» **WRITTEN EXERCISE**:
Reproduce the lines of the entries verbatim, starting at the first line of the entries and ending at the line that contains "candle-body — [373, 60, 382, 92]", with both of those lines included.

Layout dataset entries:
..........
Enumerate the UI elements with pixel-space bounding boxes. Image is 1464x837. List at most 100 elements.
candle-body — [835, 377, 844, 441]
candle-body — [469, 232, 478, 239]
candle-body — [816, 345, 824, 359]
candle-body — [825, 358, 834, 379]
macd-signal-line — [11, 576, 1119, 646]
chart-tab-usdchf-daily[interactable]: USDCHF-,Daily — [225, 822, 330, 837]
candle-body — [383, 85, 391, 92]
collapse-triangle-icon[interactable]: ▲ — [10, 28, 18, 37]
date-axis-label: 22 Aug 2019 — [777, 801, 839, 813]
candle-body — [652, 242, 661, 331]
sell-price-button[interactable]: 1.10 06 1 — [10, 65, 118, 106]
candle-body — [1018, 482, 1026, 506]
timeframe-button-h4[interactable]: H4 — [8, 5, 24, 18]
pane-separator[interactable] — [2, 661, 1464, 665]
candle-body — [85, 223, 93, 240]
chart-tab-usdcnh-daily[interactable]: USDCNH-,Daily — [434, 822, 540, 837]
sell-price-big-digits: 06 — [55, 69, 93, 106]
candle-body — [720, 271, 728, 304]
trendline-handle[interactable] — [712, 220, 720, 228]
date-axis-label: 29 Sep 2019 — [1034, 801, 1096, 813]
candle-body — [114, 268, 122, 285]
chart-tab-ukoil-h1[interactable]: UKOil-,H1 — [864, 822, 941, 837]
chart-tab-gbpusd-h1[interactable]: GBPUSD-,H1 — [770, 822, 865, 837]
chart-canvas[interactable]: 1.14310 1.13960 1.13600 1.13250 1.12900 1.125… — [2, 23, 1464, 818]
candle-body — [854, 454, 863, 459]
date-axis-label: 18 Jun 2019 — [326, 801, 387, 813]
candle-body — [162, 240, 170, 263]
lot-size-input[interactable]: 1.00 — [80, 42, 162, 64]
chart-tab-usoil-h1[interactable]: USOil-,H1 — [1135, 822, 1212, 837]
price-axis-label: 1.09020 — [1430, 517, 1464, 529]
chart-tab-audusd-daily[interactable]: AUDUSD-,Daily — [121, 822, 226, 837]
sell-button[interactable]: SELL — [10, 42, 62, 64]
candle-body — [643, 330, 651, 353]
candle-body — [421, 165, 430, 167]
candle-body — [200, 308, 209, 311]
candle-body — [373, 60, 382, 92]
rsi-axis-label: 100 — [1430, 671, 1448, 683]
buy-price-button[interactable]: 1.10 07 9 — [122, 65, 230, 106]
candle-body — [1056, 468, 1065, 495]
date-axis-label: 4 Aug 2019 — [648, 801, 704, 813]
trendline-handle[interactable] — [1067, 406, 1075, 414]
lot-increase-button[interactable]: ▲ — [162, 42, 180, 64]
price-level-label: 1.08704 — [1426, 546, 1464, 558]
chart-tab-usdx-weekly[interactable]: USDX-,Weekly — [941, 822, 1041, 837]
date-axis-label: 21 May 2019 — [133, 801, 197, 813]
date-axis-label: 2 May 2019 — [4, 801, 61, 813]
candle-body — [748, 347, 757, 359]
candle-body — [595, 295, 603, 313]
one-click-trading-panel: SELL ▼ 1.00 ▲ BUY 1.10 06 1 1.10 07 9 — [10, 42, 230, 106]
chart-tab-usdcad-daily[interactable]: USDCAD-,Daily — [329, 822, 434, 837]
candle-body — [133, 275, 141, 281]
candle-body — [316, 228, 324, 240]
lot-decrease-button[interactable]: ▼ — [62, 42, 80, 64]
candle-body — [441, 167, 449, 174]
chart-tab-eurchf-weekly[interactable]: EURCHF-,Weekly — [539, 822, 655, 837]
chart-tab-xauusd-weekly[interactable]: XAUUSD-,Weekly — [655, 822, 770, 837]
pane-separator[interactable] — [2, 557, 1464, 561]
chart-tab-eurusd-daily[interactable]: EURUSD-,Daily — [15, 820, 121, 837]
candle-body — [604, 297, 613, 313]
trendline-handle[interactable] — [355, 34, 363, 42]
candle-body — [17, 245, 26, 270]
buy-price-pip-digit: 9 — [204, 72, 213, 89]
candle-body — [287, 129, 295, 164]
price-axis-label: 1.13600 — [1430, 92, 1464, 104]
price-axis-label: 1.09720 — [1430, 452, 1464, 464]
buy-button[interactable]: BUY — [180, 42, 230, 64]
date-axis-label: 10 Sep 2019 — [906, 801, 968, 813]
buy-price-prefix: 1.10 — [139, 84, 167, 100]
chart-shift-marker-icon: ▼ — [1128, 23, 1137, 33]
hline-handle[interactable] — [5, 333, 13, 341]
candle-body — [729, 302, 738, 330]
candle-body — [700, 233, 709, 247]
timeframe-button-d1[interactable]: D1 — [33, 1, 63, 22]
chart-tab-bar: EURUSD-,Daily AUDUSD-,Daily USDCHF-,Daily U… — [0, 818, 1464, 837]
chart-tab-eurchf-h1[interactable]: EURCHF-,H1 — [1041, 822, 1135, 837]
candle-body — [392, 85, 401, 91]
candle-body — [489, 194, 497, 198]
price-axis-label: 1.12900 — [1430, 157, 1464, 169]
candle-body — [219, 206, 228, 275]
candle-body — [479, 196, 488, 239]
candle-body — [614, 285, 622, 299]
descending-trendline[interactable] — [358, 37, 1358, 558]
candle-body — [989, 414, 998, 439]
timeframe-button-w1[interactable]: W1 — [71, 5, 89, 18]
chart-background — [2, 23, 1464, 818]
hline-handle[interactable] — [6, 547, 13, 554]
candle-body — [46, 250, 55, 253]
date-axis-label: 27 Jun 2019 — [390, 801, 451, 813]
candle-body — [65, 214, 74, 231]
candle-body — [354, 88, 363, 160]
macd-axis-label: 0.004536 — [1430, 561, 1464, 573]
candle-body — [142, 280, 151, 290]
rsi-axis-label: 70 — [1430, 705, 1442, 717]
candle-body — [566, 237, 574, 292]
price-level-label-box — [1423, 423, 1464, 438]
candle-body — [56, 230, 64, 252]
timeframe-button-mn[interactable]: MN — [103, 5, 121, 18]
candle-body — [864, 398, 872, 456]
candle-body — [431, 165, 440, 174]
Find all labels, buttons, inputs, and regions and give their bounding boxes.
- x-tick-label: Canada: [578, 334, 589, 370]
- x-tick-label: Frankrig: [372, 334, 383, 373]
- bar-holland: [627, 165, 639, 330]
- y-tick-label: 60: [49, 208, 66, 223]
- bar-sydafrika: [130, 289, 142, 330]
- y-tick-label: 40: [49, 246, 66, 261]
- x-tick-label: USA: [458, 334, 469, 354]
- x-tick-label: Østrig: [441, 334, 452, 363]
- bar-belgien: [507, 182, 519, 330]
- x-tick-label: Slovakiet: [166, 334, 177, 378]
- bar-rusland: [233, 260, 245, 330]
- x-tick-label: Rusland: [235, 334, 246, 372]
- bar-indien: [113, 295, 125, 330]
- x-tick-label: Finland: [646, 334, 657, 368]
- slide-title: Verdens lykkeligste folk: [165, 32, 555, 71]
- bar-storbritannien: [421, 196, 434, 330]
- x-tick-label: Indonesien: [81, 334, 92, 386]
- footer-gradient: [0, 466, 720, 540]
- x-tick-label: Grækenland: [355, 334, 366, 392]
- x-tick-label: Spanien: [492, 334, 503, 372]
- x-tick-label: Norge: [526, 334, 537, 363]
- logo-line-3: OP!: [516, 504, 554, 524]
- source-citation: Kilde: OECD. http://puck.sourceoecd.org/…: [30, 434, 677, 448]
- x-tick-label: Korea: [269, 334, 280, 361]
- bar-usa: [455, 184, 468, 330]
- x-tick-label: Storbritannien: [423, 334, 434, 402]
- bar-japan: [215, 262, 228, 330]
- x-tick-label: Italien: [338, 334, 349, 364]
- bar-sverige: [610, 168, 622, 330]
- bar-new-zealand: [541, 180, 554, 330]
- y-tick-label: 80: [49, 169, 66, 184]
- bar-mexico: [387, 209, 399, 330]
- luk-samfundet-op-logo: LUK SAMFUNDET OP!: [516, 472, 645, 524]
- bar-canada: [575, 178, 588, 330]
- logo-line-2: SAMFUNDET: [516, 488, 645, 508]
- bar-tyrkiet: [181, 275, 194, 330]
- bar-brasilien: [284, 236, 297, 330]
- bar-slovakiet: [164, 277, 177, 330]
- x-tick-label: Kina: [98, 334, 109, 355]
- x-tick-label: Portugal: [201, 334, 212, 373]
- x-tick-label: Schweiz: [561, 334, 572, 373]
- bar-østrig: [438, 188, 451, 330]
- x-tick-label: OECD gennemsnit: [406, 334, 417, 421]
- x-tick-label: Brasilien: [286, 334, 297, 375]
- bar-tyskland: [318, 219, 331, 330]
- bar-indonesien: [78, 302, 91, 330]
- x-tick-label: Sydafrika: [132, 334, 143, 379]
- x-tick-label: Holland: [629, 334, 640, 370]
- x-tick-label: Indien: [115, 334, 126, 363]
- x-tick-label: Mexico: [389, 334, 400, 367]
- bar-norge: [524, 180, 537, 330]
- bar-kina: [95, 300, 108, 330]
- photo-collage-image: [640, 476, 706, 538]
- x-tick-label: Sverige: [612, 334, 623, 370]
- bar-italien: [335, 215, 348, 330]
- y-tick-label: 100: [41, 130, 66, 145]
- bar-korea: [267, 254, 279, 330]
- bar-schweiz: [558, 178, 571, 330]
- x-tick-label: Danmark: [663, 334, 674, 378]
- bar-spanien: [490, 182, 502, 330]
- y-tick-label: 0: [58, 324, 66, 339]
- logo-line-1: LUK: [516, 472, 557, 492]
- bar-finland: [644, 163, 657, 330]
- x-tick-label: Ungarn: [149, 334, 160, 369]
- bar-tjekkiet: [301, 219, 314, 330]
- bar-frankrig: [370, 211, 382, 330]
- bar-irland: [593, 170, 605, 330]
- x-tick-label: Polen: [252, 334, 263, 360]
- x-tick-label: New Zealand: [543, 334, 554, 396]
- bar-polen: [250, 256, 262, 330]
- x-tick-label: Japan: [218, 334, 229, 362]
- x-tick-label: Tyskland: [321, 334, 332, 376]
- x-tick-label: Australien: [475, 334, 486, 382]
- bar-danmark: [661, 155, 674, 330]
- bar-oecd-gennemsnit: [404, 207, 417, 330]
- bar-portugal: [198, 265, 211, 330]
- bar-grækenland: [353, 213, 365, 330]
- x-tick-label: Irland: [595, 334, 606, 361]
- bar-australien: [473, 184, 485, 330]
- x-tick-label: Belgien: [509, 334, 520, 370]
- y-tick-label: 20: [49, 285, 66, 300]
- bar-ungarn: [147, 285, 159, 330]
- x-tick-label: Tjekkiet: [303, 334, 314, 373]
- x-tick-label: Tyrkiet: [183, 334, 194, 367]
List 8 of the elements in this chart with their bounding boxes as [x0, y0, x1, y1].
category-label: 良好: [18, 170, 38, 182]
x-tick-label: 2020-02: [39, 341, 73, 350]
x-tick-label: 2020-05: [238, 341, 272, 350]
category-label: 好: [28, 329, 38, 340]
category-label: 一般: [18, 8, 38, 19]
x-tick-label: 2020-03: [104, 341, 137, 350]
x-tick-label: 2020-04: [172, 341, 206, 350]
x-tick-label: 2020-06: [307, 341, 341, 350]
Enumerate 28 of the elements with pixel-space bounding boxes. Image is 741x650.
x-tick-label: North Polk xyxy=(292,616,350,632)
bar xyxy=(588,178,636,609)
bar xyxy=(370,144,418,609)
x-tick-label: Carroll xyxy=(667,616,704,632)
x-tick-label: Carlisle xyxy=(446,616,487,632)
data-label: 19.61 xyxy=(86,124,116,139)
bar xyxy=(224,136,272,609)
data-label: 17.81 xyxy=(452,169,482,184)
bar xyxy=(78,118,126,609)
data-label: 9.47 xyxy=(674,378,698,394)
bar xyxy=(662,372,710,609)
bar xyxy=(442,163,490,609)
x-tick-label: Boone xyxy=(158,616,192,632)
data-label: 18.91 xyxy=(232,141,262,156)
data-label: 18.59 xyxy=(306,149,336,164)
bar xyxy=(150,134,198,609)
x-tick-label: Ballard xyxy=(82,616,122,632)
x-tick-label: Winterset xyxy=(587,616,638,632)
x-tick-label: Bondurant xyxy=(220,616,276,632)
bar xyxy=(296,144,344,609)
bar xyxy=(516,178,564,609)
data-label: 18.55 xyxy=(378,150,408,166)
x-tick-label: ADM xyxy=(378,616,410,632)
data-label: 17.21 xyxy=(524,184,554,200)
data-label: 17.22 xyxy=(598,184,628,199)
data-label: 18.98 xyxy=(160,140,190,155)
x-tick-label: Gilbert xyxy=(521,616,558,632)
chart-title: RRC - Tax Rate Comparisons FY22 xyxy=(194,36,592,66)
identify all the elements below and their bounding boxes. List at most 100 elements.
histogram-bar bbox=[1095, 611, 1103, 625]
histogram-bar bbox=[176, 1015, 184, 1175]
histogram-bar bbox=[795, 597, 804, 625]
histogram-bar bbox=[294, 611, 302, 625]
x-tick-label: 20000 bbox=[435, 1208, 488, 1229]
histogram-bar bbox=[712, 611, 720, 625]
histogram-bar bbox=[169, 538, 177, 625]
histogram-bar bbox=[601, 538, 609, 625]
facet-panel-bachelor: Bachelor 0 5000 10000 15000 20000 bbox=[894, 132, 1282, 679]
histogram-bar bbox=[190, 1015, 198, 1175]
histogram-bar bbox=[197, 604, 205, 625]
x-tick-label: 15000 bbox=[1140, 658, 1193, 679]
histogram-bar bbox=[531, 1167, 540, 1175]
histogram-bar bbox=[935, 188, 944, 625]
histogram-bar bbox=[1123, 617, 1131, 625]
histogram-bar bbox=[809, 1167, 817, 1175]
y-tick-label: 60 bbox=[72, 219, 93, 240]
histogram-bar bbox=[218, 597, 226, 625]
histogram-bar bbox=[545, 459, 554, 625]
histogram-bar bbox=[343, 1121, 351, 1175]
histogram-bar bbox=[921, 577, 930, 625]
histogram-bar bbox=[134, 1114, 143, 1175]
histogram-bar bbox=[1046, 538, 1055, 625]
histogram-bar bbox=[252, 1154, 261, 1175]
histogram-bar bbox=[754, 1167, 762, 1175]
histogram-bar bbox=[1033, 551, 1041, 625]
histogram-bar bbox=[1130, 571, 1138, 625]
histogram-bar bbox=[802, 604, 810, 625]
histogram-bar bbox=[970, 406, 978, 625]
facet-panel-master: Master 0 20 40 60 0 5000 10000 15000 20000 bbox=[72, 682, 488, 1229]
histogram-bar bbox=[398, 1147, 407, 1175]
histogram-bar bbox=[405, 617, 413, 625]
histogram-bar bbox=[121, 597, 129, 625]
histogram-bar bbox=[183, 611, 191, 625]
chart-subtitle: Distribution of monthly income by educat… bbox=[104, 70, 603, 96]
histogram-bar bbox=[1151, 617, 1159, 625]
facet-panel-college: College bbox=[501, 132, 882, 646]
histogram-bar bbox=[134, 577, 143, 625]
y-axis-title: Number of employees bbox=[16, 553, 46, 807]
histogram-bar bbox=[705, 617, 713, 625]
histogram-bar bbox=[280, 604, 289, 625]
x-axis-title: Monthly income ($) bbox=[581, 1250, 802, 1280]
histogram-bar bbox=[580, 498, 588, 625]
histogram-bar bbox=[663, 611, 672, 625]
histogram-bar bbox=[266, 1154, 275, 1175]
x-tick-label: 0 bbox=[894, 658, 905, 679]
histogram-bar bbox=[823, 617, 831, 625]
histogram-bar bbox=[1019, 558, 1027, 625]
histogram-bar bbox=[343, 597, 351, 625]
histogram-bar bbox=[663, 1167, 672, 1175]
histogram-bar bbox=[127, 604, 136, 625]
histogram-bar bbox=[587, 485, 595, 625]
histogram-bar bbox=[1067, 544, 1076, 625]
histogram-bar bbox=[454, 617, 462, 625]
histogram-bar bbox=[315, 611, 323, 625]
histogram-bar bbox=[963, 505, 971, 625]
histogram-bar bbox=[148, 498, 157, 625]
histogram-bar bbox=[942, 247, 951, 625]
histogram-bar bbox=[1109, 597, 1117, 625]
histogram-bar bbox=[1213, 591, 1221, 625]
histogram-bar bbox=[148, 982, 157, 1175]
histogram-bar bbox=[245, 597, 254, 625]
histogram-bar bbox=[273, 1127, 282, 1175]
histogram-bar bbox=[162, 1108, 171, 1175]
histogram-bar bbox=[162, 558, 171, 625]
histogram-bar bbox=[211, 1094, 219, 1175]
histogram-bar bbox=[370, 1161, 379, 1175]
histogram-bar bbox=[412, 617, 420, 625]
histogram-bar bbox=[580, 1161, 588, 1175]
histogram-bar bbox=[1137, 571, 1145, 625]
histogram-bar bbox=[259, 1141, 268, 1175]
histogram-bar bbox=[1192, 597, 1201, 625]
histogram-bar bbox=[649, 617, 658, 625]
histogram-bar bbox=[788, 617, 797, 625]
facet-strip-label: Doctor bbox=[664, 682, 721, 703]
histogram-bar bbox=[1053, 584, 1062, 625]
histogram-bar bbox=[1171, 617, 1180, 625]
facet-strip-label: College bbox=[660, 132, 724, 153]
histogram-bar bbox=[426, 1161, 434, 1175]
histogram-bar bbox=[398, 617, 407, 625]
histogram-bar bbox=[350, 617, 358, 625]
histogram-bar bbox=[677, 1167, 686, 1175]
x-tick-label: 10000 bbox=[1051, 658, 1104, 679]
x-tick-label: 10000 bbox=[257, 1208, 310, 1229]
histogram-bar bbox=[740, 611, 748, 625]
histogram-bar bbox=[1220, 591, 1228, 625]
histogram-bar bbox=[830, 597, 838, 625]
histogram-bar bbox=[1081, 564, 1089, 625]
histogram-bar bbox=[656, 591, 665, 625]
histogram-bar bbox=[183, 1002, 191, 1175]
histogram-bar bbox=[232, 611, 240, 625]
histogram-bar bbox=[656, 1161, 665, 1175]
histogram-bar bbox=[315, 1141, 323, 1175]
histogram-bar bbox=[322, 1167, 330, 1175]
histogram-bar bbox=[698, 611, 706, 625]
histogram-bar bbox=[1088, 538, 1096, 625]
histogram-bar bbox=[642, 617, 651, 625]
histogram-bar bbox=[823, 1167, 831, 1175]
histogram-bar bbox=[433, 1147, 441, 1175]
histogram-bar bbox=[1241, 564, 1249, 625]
..........
» **FULL RESPONSE**:
Enumerate the UI elements with pixel-space bounding boxes. Image is 1464x837. List at most 100 elements.
candle-body — [835, 377, 844, 441]
candle-body — [469, 232, 478, 239]
candle-body — [816, 345, 824, 359]
candle-body — [825, 358, 834, 379]
macd-signal-line — [11, 576, 1119, 646]
chart-tab-usdchf-daily[interactable]: USDCHF-,Daily — [225, 822, 330, 837]
candle-body — [383, 85, 391, 92]
collapse-triangle-icon[interactable]: ▲ — [10, 28, 18, 37]
date-axis-label: 22 Aug 2019 — [777, 801, 839, 813]
candle-body — [652, 242, 661, 331]
sell-price-button[interactable]: 1.10 06 1 — [10, 65, 118, 106]
candle-body — [1018, 482, 1026, 506]
timeframe-button-h4[interactable]: H4 — [8, 5, 24, 18]
pane-separator[interactable] — [2, 661, 1464, 665]
candle-body — [85, 223, 93, 240]
chart-tab-usdcnh-daily[interactable]: USDCNH-,Daily — [434, 822, 540, 837]
sell-price-big-digits: 06 — [55, 69, 93, 106]
candle-body — [720, 271, 728, 304]
trendline-handle[interactable] — [712, 220, 720, 228]
date-axis-label: 29 Sep 2019 — [1034, 801, 1096, 813]
candle-body — [114, 268, 122, 285]
chart-tab-ukoil-h1[interactable]: UKOil-,H1 — [864, 822, 941, 837]
chart-tab-gbpusd-h1[interactable]: GBPUSD-,H1 — [770, 822, 865, 837]
chart-canvas[interactable]: 1.14310 1.13960 1.13600 1.13250 1.12900 1.125… — [2, 23, 1464, 818]
candle-body — [854, 454, 863, 459]
date-axis-label: 18 Jun 2019 — [326, 801, 387, 813]
candle-body — [162, 240, 170, 263]
lot-size-input[interactable]: 1.00 — [80, 42, 162, 64]
chart-tab-usoil-h1[interactable]: USOil-,H1 — [1135, 822, 1212, 837]
price-axis-label: 1.09020 — [1430, 517, 1464, 529]
chart-tab-audusd-daily[interactable]: AUDUSD-,Daily — [121, 822, 226, 837]
sell-button[interactable]: SELL — [10, 42, 62, 64]
candle-body — [643, 330, 651, 353]
candle-body — [421, 165, 430, 167]
candle-body — [200, 308, 209, 311]
candle-body — [373, 60, 382, 92]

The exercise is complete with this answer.